* Provided material
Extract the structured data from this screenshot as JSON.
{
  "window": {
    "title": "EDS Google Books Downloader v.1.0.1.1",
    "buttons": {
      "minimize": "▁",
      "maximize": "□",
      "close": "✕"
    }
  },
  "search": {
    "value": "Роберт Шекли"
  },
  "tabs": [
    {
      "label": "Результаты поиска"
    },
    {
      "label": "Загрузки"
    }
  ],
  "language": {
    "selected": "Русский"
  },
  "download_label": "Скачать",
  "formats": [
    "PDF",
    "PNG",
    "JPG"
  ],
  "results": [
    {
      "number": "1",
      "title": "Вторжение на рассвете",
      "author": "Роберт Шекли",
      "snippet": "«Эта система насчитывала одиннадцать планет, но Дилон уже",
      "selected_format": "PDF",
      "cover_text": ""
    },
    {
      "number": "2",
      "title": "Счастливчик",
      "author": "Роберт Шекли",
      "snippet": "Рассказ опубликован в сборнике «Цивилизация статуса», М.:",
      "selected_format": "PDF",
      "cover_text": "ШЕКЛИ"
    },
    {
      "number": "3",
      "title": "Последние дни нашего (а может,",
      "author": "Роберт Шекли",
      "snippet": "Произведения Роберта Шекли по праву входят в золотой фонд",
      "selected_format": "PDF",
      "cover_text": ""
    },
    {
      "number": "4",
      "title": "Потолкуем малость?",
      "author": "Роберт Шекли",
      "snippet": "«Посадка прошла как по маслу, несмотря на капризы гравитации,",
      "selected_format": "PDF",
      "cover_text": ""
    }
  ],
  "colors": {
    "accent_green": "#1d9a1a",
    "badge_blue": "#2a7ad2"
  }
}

* What you have to do
Copy out every entry again, exactly as it was given.

* The completed task
Extract the structured data from this screenshot as JSON.
{
  "window": {
    "title": "EDS Google Books Downloader v.1.0.1.1",
    "buttons": {
      "minimize": "▁",
      "maximize": "□",
      "close": "✕"
    }
  },
  "search": {
    "value": "Роберт Шекли"
  },
  "tabs": [
    {
      "label": "Результаты поиска"
    },
    {
      "label": "Загрузки"
    }
  ],
  "language": {
    "selected": "Русский"
  },
  "download_label": "Скачать",
  "formats": [
    "PDF",
    "PNG",
    "JPG"
  ],
  "results": [
    {
      "number": "1",
      "title": "Вторжение на рассвете",
      "author": "Роберт Шекли",
      "snippet": "«Эта система насчитывала одиннадцать планет, но Дилон уже",
      "selected_format": "PDF",
      "cover_text": ""
    },
    {
      "number": "2",
      "title": "Счастливчик",
      "author": "Роберт Шекли",
      "snippet": "Рассказ опубликован в сборнике «Цивилизация статуса», М.:",
      "selected_format": "PDF",
      "cover_text": "ШЕКЛИ"
    },
    {
      "number": "3",
      "title": "Последние дни нашего (а может,",
      "author": "Роберт Шекли",
      "snippet": "Произведения Роберта Шекли по праву входят в золотой фонд",
      "selected_format": "PDF",
      "cover_text": ""
    },
    {
      "number": "4",
      "title": "Потолкуем малость?",
      "author": "Роберт Шекли",
      "snippet": "«Посадка прошла как по маслу, несмотря на капризы гравитации,",
      "selected_format": "PDF",
      "cover_text": ""
    }
  ],
  "colors": {
    "accent_green": "#1d9a1a",
    "badge_blue": "#2a7ad2"
  }
}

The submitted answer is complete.